THE TASK. Word for word, repeat the entries, minus the pictures.

ENTRIES SUPPLIED.
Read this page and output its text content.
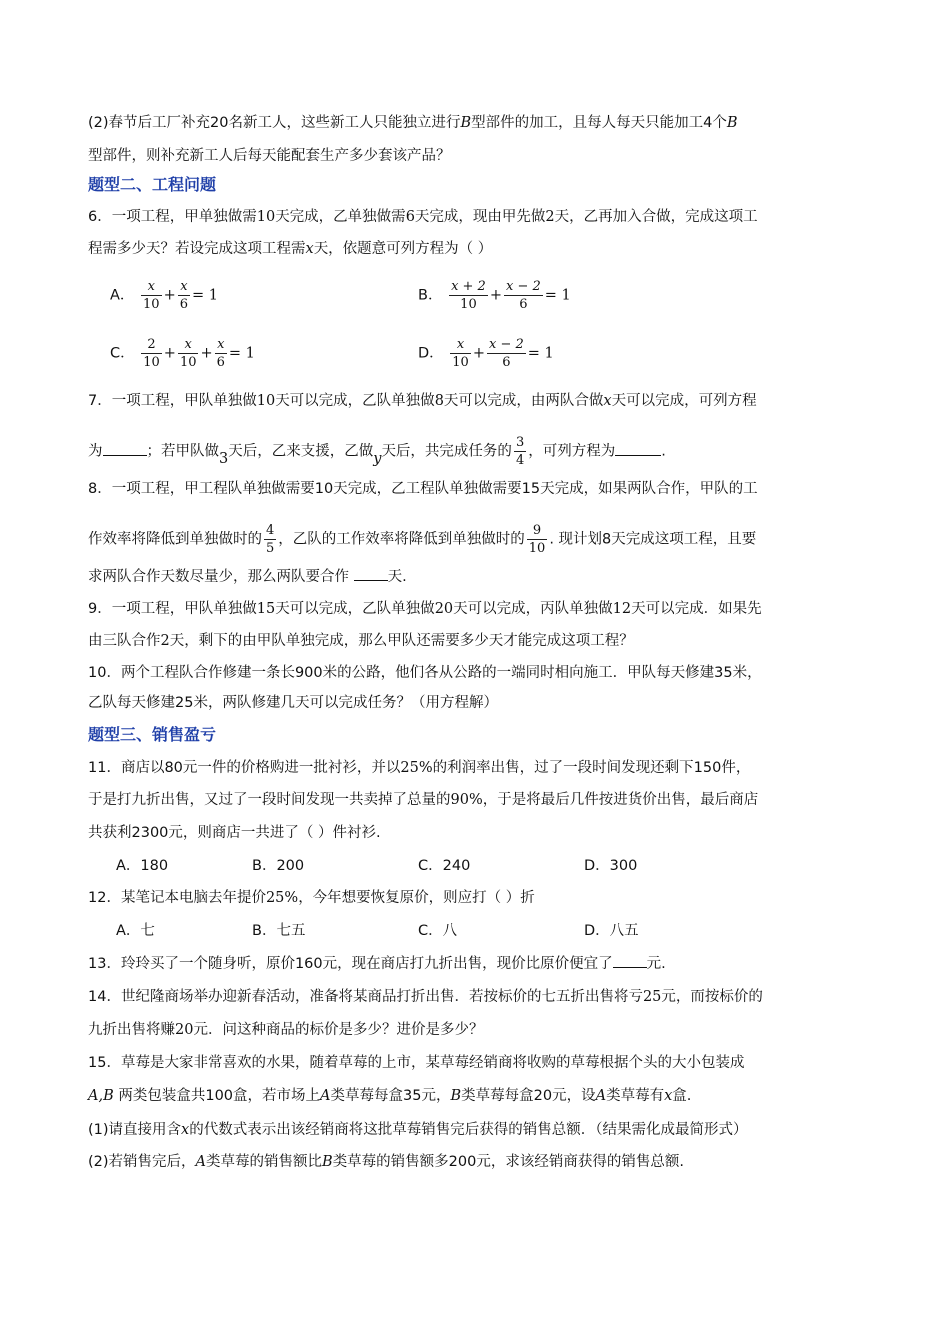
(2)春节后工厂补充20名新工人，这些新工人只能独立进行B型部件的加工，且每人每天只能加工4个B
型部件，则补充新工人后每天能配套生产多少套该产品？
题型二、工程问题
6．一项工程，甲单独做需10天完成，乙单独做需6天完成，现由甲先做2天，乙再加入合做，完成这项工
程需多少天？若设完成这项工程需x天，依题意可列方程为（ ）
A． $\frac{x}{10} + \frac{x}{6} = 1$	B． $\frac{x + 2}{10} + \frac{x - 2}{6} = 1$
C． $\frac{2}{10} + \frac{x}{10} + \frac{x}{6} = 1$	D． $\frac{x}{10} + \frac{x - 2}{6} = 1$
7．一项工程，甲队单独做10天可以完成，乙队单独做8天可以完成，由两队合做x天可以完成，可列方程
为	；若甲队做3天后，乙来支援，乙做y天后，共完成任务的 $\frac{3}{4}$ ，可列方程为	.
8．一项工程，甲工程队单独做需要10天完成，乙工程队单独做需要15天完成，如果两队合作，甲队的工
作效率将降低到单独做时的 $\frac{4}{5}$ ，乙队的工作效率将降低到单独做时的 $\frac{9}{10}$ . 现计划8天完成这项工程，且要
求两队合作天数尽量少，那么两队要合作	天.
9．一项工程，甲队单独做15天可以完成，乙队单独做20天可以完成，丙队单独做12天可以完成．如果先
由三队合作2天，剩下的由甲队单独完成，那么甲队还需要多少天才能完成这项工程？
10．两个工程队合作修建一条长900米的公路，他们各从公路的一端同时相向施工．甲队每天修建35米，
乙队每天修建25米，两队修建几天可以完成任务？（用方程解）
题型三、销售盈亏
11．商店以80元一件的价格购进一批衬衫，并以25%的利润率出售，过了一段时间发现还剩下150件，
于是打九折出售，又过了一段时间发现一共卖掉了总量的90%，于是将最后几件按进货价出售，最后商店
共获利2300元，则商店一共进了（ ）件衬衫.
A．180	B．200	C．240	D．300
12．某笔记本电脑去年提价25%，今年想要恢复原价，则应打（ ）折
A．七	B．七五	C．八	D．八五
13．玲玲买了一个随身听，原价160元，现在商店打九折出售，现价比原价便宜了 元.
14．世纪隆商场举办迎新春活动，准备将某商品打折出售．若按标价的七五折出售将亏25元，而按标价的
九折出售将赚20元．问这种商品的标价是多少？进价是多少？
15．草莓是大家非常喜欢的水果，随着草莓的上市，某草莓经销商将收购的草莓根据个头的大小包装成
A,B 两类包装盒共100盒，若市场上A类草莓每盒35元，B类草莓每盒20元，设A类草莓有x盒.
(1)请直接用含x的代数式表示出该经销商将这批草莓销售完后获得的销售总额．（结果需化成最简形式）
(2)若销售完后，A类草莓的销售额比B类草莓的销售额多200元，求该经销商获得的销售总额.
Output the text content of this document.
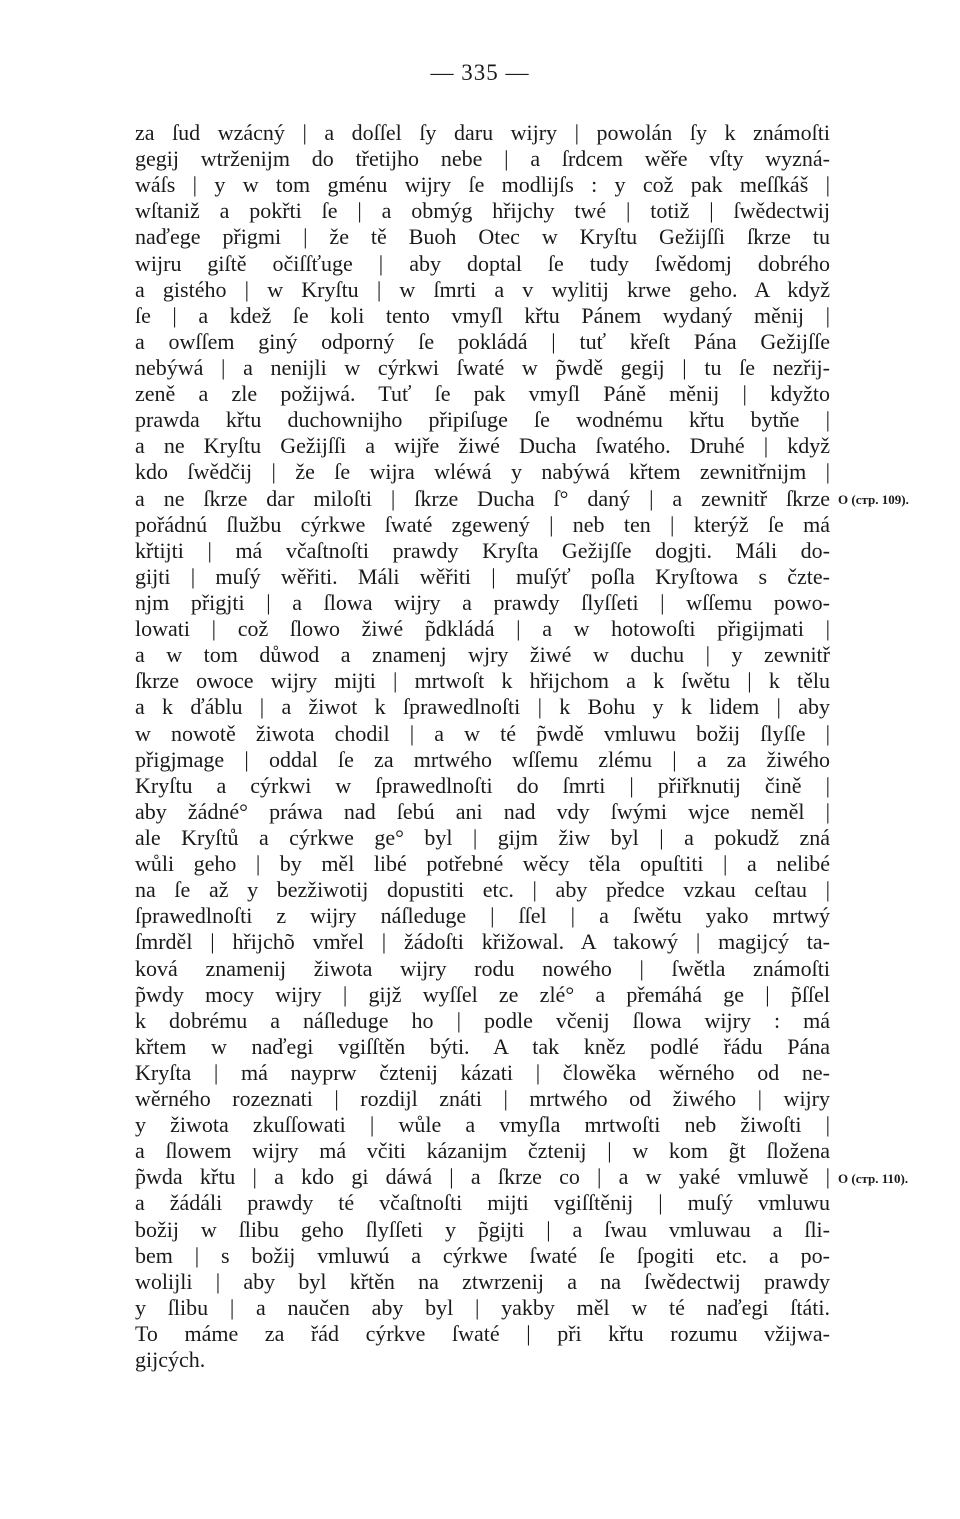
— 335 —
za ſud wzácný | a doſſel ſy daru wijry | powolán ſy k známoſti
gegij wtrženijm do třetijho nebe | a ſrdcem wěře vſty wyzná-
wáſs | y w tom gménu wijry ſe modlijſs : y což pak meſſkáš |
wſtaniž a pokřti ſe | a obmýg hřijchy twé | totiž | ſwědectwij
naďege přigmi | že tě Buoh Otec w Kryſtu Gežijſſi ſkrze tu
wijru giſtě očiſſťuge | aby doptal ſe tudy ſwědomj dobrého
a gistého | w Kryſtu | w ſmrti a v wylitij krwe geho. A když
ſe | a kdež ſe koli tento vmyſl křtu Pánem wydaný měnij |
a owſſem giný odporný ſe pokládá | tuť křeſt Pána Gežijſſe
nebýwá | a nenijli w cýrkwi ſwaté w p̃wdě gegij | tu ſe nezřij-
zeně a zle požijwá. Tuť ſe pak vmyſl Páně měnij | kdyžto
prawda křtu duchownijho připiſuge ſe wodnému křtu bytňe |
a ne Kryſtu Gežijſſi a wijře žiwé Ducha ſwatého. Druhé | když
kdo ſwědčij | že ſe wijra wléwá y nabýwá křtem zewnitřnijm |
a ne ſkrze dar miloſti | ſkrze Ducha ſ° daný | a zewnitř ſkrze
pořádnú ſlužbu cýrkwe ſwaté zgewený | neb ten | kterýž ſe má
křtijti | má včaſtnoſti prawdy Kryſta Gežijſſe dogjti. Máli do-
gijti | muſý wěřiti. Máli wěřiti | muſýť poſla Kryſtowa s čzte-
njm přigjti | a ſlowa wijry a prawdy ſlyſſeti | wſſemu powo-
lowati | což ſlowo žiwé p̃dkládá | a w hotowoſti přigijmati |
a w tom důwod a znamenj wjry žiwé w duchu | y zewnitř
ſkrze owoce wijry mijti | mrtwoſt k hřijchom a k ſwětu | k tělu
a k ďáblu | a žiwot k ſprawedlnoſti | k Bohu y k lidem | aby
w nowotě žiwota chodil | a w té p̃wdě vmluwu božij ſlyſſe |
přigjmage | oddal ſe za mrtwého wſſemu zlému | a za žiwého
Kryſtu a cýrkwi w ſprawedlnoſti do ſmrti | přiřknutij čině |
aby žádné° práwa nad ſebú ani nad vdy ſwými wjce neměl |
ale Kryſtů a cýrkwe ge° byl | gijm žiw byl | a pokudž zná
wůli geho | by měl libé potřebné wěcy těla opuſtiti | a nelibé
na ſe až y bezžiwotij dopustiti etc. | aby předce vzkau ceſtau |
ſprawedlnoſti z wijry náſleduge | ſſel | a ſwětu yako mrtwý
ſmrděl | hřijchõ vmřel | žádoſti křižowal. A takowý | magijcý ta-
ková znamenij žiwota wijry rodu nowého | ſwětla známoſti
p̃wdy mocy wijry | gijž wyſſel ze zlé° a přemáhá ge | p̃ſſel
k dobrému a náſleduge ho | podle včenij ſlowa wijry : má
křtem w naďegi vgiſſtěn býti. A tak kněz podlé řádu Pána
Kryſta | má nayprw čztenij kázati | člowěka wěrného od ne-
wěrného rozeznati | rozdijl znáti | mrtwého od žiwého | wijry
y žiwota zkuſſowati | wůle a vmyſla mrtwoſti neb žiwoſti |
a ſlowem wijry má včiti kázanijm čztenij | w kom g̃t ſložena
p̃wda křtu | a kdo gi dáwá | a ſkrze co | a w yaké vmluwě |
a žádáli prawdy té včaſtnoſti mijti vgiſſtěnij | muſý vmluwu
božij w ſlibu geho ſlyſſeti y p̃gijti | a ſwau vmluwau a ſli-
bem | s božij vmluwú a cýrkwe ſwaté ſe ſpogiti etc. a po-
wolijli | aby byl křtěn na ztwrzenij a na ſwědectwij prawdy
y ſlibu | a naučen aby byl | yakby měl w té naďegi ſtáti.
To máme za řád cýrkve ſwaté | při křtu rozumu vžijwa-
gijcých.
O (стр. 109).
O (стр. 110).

WORKED ANSWER.
Read this page and output its text content.
(2)春节后工厂补充20名新工人，这些新工人只能独立进行B型部件的加工，且每人每天只能加工4个B
型部件，则补充新工人后每天能配套生产多少套该产品？
题型二、工程问题
6．一项工程，甲单独做需10天完成，乙单独做需6天完成，现由甲先做2天，乙再加入合做，完成这项工
程需多少天？若设完成这项工程需x天，依题意可列方程为（ ）
A． $\frac{x}{10} + \frac{x}{6} = 1$	B． $\frac{x + 2}{10} + \frac{x - 2}{6} = 1$
C． $\frac{2}{10} + \frac{x}{10} + \frac{x}{6} = 1$	D． $\frac{x}{10} + \frac{x - 2}{6} = 1$
7．一项工程，甲队单独做10天可以完成，乙队单独做8天可以完成，由两队合做x天可以完成，可列方程
为	；若甲队做3天后，乙来支援，乙做y天后，共完成任务的 $\frac{3}{4}$ ，可列方程为	.
8．一项工程，甲工程队单独做需要10天完成，乙工程队单独做需要15天完成，如果两队合作，甲队的工
作效率将降低到单独做时的 $\frac{4}{5}$ ，乙队的工作效率将降低到单独做时的 $\frac{9}{10}$ . 现计划8天完成这项工程，且要
求两队合作天数尽量少，那么两队要合作	天.
9．一项工程，甲队单独做15天可以完成，乙队单独做20天可以完成，丙队单独做12天可以完成．如果先
由三队合作2天，剩下的由甲队单独完成，那么甲队还需要多少天才能完成这项工程？
10．两个工程队合作修建一条长900米的公路，他们各从公路的一端同时相向施工．甲队每天修建35米，
乙队每天修建25米，两队修建几天可以完成任务？（用方程解）
题型三、销售盈亏
11．商店以80元一件的价格购进一批衬衫，并以25%的利润率出售，过了一段时间发现还剩下150件，
于是打九折出售，又过了一段时间发现一共卖掉了总量的90%，于是将最后几件按进货价出售，最后商店
共获利2300元，则商店一共进了（ ）件衬衫.
A．180	B．200	C．240	D．300
12．某笔记本电脑去年提价25%，今年想要恢复原价，则应打（ ）折
A．七	B．七五	C．八	D．八五
13．玲玲买了一个随身听，原价160元，现在商店打九折出售，现价比原价便宜了 元.
14．世纪隆商场举办迎新春活动，准备将某商品打折出售．若按标价的七五折出售将亏25元，而按标价的
九折出售将赚20元．问这种商品的标价是多少？进价是多少？
15．草莓是大家非常喜欢的水果，随着草莓的上市，某草莓经销商将收购的草莓根据个头的大小包装成
A,B 两类包装盒共100盒，若市场上A类草莓每盒35元，B类草莓每盒20元，设A类草莓有x盒.
(1)请直接用含x的代数式表示出该经销商将这批草莓销售完后获得的销售总额．（结果需化成最简形式）
(2)若销售完后，A类草莓的销售额比B类草莓的销售额多200元，求该经销商获得的销售总额.
Output the text content of this document.
— 335 —
za ſud wzácný | a doſſel ſy daru wijry | powolán ſy k známoſti
gegij wtrženijm do třetijho nebe | a ſrdcem wěře vſty wyzná-
wáſs | y w tom gménu wijry ſe modlijſs : y což pak meſſkáš |
wſtaniž a pokřti ſe | a obmýg hřijchy twé | totiž | ſwědectwij
naďege přigmi | že tě Buoh Otec w Kryſtu Gežijſſi ſkrze tu
wijru giſtě očiſſťuge | aby doptal ſe tudy ſwědomj dobrého
a gistého | w Kryſtu | w ſmrti a v wylitij krwe geho. A když
ſe | a kdež ſe koli tento vmyſl křtu Pánem wydaný měnij |
a owſſem giný odporný ſe pokládá | tuť křeſt Pána Gežijſſe
nebýwá | a nenijli w cýrkwi ſwaté w p̃wdě gegij | tu ſe nezřij-
zeně a zle požijwá. Tuť ſe pak vmyſl Páně měnij | kdyžto
prawda křtu duchownijho připiſuge ſe wodnému křtu bytňe |
a ne Kryſtu Gežijſſi a wijře žiwé Ducha ſwatého. Druhé | když
kdo ſwědčij | že ſe wijra wléwá y nabýwá křtem zewnitřnijm |
a ne ſkrze dar miloſti | ſkrze Ducha ſ° daný | a zewnitř ſkrze
pořádnú ſlužbu cýrkwe ſwaté zgewený | neb ten | kterýž ſe má
křtijti | má včaſtnoſti prawdy Kryſta Gežijſſe dogjti. Máli do-
gijti | muſý wěřiti. Máli wěřiti | muſýť poſla Kryſtowa s čzte-
njm přigjti | a ſlowa wijry a prawdy ſlyſſeti | wſſemu powo-
lowati | což ſlowo žiwé p̃dkládá | a w hotowoſti přigijmati |
a w tom důwod a znamenj wjry žiwé w duchu | y zewnitř
ſkrze owoce wijry mijti | mrtwoſt k hřijchom a k ſwětu | k tělu
a k ďáblu | a žiwot k ſprawedlnoſti | k Bohu y k lidem | aby
w nowotě žiwota chodil | a w té p̃wdě vmluwu božij ſlyſſe |
přigjmage | oddal ſe za mrtwého wſſemu zlému | a za žiwého
Kryſtu a cýrkwi w ſprawedlnoſti do ſmrti | přiřknutij čině |
aby žádné° práwa nad ſebú ani nad vdy ſwými wjce neměl |
ale Kryſtů a cýrkwe ge° byl | gijm žiw byl | a pokudž zná
wůli geho | by měl libé potřebné wěcy těla opuſtiti | a nelibé
na ſe až y bezžiwotij dopustiti etc. | aby předce vzkau ceſtau |
ſprawedlnoſti z wijry náſleduge | ſſel | a ſwětu yako mrtwý
ſmrděl | hřijchõ vmřel | žádoſti křižowal. A takowý | magijcý ta-
ková znamenij žiwota wijry rodu nowého | ſwětla známoſti
p̃wdy mocy wijry | gijž wyſſel ze zlé° a přemáhá ge | p̃ſſel
k dobrému a náſleduge ho | podle včenij ſlowa wijry : má
křtem w naďegi vgiſſtěn býti. A tak kněz podlé řádu Pána
Kryſta | má nayprw čztenij kázati | člowěka wěrného od ne-
wěrného rozeznati | rozdijl znáti | mrtwého od žiwého | wijry
y žiwota zkuſſowati | wůle a vmyſla mrtwoſti neb žiwoſti |
a ſlowem wijry má včiti kázanijm čztenij | w kom g̃t ſložena
p̃wda křtu | a kdo gi dáwá | a ſkrze co | a w yaké vmluwě |
a žádáli prawdy té včaſtnoſti mijti vgiſſtěnij | muſý vmluwu
božij w ſlibu geho ſlyſſeti y p̃gijti | a ſwau vmluwau a ſli-
bem | s božij vmluwú a cýrkwe ſwaté ſe ſpogiti etc. a po-
wolijli | aby byl křtěn na ztwrzenij a na ſwědectwij prawdy
y ſlibu | a naučen aby byl | yakby měl w té naďegi ſtáti.
To máme za řád cýrkve ſwaté | při křtu rozumu vžijwa-
gijcých.
O (стр. 109).
O (стр. 110).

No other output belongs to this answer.